Goal of the exercise
Put the rows from the start of the records through the line containing "x-tick-labels: 1.6 1.7" into a JSON list of strings, one string per line, with blank lines omitted.

Information given
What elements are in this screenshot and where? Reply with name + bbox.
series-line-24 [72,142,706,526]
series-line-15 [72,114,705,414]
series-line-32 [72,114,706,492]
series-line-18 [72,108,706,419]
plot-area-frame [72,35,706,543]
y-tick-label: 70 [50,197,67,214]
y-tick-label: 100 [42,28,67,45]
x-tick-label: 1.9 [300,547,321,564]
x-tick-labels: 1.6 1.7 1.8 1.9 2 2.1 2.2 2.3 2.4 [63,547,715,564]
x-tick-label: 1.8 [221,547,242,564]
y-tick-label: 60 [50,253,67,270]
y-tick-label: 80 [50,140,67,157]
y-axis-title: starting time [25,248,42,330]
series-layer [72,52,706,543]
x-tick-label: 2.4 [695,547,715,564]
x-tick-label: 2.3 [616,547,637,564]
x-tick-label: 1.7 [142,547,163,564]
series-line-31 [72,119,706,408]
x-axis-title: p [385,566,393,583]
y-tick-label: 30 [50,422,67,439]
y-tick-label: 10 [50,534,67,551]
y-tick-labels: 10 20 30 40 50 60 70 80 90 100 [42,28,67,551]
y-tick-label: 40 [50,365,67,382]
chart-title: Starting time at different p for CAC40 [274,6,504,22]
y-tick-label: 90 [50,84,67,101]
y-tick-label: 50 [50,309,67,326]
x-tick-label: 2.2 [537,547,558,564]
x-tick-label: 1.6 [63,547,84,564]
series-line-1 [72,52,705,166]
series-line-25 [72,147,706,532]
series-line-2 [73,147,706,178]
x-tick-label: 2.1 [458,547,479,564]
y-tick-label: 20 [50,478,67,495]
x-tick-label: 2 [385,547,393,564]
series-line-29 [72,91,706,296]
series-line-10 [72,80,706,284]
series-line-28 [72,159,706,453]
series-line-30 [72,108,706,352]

Worked answer
[
  "What elements are in this screenshot and where? Reply with name + bbox.",
  "series-line-24 [72,142,706,526]",
  "series-line-15 [72,114,705,414]",
  "series-line-32 [72,114,706,492]",
  "series-line-18 [72,108,706,419]",
  "plot-area-frame [72,35,706,543]",
  "y-tick-label: 70 [50,197,67,214]",
  "y-tick-label: 100 [42,28,67,45]",
  "x-tick-label: 1.9 [300,547,321,564]",
  "x-tick-labels: 1.6 1.7 1.8 1.9 2 2.1 2.2 2.3 2.4 [63,547,715,564]"
]